§ **Requirement**: From the entries below, count the lines with "Angle". Write only the count.

§ **Records from a collection**:
* begin *

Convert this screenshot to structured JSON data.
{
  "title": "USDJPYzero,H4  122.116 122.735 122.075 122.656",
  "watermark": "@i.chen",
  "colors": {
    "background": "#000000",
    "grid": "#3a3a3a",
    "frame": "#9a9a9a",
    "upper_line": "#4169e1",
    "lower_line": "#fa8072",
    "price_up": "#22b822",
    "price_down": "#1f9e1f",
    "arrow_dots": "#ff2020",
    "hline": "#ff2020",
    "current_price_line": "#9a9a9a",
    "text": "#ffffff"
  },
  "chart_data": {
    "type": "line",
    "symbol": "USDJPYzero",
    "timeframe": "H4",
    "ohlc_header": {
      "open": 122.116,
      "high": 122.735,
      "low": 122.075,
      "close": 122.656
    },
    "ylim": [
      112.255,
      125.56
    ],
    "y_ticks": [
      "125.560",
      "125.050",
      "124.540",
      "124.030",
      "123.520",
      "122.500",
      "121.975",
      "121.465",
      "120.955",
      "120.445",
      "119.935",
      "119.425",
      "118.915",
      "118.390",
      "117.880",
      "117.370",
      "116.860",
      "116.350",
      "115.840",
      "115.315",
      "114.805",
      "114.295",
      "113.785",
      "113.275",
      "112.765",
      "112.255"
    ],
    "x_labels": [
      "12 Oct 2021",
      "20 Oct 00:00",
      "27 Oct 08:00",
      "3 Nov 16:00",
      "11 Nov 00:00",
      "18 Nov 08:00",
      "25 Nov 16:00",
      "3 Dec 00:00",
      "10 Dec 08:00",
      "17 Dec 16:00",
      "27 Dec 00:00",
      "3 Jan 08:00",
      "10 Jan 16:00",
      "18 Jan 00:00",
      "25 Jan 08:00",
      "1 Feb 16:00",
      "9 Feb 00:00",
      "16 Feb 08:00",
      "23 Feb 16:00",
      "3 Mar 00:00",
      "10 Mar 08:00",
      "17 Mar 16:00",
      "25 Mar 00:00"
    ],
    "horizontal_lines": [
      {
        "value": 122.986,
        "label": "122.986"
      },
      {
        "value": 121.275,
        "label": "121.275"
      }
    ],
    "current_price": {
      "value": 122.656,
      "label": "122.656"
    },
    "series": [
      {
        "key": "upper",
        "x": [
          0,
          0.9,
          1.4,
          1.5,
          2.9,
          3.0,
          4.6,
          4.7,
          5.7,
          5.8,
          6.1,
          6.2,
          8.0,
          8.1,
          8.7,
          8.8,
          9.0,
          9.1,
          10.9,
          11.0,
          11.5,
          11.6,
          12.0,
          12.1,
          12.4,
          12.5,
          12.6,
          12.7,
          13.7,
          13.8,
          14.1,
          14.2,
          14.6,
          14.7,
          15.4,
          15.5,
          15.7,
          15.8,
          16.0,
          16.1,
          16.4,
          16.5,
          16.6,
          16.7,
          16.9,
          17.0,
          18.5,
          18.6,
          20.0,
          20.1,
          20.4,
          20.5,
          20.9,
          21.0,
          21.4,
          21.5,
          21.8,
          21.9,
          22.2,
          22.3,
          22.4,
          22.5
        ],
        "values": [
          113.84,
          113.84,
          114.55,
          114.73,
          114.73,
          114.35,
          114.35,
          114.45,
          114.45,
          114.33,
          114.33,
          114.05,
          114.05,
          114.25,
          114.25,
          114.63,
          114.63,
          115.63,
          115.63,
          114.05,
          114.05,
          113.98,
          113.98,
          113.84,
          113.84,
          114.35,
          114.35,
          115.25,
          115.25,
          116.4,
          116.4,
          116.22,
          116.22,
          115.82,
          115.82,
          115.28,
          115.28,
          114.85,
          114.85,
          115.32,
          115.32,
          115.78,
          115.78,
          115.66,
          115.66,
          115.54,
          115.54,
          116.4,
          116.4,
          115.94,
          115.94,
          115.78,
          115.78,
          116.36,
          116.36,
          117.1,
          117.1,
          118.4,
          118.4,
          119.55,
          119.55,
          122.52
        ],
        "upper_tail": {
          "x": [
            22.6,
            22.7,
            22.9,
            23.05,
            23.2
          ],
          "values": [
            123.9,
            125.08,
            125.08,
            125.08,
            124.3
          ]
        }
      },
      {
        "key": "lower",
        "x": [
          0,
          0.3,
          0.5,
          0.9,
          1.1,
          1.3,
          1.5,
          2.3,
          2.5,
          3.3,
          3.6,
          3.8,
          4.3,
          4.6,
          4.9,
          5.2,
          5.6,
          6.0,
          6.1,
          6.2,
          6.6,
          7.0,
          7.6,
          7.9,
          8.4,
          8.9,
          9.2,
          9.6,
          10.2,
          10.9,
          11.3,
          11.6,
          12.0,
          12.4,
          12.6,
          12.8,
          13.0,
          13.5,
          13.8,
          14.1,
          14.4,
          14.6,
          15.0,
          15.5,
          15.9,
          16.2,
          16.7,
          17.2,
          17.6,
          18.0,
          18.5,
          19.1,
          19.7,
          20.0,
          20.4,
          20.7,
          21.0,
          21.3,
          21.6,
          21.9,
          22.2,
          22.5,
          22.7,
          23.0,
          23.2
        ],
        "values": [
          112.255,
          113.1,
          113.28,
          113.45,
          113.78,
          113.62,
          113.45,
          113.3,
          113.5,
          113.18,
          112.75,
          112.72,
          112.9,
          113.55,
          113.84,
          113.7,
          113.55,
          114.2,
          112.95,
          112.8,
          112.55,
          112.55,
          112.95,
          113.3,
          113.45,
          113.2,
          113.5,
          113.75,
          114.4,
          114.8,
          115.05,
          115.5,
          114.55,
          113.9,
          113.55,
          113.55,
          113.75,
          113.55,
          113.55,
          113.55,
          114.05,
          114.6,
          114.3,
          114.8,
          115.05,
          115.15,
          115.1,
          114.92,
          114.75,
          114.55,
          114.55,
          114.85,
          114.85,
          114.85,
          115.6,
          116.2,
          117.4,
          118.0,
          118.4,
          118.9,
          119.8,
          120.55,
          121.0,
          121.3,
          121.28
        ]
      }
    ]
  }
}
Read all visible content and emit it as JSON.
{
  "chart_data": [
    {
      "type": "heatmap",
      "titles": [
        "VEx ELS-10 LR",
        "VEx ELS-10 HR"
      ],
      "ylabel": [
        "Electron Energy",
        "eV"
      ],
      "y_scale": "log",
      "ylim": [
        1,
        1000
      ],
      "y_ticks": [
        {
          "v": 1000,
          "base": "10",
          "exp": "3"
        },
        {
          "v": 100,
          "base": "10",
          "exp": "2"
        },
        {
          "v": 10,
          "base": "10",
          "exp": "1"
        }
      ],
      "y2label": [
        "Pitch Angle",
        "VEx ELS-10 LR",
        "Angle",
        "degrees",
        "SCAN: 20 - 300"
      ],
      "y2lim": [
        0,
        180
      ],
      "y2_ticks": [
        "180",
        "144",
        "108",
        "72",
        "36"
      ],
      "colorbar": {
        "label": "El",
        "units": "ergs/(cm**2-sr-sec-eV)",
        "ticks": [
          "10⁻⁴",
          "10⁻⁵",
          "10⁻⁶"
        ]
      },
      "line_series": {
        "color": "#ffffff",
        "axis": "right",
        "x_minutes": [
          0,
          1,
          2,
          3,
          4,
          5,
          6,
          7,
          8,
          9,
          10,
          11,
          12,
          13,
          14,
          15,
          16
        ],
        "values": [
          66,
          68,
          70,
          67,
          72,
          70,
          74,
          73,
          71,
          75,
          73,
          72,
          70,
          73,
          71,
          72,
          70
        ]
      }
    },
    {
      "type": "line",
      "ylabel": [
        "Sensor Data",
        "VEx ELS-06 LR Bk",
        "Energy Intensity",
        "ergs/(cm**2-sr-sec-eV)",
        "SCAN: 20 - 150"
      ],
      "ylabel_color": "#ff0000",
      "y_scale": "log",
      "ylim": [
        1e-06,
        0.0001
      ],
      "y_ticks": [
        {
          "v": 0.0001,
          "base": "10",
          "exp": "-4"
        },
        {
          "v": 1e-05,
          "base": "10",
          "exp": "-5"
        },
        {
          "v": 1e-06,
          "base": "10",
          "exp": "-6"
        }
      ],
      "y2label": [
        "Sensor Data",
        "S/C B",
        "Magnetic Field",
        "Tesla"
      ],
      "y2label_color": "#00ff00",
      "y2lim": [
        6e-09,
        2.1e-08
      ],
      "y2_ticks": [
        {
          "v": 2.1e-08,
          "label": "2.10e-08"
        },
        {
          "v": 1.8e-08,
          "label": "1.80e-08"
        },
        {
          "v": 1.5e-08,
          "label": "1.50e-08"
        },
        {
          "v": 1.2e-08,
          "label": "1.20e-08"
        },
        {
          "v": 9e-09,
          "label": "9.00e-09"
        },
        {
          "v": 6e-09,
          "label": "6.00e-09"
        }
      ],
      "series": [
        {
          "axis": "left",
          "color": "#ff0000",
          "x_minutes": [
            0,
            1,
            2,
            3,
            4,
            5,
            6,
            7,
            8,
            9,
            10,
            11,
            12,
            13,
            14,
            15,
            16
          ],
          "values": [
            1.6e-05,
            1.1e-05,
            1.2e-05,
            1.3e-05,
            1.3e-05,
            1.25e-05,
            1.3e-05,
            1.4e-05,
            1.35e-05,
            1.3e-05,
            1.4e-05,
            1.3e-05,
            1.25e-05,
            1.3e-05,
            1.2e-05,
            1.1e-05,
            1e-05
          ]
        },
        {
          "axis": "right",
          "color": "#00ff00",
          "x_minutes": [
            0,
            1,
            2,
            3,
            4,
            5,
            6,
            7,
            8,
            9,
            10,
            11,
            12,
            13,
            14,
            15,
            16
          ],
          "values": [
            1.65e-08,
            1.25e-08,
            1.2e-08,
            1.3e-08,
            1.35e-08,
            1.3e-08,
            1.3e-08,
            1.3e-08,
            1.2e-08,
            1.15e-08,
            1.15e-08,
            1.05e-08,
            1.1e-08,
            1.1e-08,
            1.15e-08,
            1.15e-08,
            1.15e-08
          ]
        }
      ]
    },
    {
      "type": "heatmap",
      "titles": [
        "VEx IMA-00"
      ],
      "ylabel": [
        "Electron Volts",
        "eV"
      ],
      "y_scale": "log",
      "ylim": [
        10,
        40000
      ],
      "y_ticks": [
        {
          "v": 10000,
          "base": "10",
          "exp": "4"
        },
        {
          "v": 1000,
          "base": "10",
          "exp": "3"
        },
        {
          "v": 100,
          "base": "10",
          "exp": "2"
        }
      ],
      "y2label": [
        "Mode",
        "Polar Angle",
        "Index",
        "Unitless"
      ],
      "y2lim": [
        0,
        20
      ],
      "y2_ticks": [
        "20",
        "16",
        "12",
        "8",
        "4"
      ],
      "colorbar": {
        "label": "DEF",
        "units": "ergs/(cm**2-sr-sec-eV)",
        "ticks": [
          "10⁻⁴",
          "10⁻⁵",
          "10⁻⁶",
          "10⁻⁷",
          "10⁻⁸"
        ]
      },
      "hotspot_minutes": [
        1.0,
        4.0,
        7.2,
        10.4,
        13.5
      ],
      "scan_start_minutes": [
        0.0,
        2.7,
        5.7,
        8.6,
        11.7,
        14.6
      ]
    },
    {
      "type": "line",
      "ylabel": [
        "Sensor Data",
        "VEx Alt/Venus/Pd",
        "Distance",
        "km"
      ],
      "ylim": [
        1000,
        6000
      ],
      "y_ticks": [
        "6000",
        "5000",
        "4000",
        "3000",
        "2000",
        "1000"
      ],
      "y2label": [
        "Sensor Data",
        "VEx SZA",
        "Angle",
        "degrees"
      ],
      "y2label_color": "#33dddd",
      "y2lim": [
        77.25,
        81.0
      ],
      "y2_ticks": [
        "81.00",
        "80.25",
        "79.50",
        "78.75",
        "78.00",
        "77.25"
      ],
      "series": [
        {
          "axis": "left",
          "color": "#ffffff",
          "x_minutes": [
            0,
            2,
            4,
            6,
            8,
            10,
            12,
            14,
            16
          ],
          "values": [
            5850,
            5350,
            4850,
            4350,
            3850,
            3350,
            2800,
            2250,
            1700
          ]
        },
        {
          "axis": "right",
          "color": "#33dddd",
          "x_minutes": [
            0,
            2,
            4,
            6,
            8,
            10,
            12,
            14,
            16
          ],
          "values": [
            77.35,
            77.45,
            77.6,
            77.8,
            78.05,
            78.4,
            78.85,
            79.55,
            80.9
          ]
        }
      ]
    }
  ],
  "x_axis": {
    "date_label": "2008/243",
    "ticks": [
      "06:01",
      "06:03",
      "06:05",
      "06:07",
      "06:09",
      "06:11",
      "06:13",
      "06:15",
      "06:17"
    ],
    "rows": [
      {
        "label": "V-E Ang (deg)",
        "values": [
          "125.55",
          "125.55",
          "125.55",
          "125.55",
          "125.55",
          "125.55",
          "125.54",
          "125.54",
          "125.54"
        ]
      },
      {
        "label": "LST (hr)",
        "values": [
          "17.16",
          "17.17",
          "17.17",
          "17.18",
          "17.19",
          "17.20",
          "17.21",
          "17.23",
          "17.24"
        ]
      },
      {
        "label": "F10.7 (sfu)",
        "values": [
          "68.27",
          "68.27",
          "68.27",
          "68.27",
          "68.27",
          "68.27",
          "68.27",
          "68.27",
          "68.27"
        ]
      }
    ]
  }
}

* end *

§ **Solution below**: 4